Requirement: Show every line containing "icon" by copying it.

::: Provided entries :::

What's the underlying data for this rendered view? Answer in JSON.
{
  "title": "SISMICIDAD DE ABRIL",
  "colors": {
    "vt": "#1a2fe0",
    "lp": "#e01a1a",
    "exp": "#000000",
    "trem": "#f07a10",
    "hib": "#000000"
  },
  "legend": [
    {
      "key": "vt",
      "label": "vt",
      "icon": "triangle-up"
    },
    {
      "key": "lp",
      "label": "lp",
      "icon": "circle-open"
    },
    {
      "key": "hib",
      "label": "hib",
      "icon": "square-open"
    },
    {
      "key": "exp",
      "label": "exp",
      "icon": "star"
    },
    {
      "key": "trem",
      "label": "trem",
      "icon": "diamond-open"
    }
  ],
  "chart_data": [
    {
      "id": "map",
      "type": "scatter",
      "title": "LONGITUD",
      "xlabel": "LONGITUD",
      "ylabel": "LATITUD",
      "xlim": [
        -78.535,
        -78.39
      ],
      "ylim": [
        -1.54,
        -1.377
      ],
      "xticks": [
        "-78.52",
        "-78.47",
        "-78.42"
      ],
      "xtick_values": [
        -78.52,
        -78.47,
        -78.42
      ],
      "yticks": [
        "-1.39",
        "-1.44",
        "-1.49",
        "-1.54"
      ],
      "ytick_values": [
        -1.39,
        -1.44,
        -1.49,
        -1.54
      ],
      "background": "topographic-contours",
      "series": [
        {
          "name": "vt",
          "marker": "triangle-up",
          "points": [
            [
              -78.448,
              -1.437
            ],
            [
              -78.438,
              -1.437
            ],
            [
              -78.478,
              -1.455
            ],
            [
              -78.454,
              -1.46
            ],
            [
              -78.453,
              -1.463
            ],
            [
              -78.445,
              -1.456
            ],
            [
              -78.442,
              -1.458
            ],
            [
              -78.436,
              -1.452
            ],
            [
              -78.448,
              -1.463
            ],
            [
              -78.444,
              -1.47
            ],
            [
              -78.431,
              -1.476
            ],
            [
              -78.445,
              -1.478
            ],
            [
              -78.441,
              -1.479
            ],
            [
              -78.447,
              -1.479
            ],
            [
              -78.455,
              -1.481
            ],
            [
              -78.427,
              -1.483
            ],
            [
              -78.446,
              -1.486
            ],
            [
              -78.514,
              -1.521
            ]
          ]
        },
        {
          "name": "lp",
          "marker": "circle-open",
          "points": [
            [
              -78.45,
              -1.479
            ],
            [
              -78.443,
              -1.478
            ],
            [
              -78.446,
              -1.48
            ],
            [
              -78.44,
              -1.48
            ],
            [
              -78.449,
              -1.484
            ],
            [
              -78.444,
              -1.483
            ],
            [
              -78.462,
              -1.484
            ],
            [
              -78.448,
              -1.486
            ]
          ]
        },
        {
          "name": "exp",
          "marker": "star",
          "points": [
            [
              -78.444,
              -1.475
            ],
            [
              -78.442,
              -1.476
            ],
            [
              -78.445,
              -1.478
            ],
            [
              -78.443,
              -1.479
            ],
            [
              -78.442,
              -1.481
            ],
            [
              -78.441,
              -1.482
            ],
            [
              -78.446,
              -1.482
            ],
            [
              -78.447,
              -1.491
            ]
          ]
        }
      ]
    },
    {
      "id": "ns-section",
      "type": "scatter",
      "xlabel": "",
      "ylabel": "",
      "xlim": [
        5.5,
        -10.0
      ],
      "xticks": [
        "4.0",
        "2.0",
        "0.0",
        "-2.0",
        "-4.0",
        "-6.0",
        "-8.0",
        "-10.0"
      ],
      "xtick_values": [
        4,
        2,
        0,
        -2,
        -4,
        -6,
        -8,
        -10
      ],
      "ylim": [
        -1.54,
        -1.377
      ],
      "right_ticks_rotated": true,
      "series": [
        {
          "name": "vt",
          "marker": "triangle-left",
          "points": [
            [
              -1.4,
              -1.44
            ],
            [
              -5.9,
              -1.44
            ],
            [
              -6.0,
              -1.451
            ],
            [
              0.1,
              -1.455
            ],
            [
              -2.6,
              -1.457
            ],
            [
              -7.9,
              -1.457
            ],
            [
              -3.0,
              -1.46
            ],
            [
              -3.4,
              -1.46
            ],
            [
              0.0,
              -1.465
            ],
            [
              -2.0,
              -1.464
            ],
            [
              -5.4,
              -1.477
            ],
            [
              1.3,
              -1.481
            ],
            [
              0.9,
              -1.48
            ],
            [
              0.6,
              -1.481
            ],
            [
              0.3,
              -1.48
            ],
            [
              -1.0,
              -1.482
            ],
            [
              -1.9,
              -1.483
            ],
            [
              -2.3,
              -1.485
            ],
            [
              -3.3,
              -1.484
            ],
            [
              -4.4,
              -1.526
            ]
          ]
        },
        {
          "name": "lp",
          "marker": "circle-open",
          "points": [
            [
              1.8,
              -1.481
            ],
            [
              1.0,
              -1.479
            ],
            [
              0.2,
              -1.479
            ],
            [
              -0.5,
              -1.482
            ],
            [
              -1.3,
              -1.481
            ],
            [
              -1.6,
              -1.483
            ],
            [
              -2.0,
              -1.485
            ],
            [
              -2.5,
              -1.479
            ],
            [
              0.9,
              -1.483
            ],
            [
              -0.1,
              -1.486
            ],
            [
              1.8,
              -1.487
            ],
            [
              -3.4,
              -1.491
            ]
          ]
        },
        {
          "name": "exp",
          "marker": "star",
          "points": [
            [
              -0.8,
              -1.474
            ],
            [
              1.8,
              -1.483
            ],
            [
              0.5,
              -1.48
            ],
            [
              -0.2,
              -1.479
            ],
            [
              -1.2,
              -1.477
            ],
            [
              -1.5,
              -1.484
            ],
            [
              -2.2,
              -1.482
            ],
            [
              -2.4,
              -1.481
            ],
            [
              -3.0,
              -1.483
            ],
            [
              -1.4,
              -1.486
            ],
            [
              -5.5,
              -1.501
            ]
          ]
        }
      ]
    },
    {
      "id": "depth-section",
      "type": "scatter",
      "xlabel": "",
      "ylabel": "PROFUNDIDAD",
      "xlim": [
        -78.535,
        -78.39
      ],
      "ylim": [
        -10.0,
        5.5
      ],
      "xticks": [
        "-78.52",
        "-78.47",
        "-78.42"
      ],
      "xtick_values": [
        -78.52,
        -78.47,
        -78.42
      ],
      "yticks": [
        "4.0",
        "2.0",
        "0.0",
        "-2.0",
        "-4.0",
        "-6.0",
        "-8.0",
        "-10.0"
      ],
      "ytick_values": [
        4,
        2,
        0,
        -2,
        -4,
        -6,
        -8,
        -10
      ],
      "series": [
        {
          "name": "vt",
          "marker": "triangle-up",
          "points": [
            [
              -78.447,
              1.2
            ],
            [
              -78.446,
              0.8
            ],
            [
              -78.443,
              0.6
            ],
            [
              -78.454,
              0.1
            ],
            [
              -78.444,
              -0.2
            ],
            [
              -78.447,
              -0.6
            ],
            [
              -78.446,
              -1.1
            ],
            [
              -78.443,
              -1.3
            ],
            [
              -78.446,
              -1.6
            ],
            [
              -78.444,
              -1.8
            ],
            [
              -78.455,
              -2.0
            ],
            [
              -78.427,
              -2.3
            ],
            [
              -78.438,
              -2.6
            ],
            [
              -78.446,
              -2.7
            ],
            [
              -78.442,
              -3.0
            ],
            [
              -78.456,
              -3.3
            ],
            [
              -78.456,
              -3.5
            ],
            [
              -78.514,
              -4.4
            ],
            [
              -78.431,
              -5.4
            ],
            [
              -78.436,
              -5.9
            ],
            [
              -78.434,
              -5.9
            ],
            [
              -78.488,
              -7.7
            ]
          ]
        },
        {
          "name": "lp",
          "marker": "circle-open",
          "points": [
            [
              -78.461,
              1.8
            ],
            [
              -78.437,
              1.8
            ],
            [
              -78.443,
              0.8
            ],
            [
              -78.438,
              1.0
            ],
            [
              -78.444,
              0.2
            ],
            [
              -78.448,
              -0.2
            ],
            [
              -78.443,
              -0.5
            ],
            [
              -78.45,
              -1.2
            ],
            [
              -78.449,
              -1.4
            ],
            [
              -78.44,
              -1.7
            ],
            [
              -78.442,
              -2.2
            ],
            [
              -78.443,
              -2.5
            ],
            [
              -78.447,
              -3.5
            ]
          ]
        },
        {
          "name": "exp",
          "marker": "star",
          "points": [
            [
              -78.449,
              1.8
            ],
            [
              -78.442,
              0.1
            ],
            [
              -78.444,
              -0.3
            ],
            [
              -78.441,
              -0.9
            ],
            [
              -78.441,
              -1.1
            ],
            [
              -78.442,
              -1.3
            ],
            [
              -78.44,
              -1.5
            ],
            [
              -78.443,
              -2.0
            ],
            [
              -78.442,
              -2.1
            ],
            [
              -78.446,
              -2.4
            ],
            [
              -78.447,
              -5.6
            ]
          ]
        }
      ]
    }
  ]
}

:::

Output of the exercise:
      "icon": "triangle-up"
      "icon": "circle-open"
      "icon": "square-open"
      "icon": "star"
      "icon": "diamond-open"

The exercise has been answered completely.